## BEGIN Input data

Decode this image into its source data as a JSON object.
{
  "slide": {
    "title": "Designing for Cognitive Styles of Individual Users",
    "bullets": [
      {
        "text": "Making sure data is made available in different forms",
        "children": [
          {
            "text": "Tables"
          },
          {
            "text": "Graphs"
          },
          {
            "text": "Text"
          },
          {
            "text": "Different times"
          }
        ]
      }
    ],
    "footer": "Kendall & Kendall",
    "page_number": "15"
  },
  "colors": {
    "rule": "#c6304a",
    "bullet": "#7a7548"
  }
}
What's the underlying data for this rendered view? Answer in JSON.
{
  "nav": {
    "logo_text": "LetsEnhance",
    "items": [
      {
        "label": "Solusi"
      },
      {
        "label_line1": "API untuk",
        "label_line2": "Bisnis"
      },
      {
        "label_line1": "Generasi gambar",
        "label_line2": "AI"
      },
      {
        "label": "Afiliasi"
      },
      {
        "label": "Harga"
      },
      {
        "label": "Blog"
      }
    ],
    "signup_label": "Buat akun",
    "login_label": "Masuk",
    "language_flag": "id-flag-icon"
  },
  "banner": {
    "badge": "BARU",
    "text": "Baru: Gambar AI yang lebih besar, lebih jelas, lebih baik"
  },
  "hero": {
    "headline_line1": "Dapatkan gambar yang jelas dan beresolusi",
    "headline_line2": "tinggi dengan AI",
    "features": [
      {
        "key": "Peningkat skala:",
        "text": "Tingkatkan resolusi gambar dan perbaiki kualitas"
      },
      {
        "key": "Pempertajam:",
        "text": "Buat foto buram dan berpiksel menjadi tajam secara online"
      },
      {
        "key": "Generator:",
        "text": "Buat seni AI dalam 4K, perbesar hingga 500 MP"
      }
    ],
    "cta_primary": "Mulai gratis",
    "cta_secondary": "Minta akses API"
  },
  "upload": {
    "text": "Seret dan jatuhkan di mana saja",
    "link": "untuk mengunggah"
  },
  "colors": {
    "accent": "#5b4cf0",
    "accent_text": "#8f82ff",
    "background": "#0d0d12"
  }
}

## END Input data

The task: Where a line above contains the string "untuk", copy that line.

Written answer:
        "label_line1": "API untuk",
    "link": "untuk mengunggah"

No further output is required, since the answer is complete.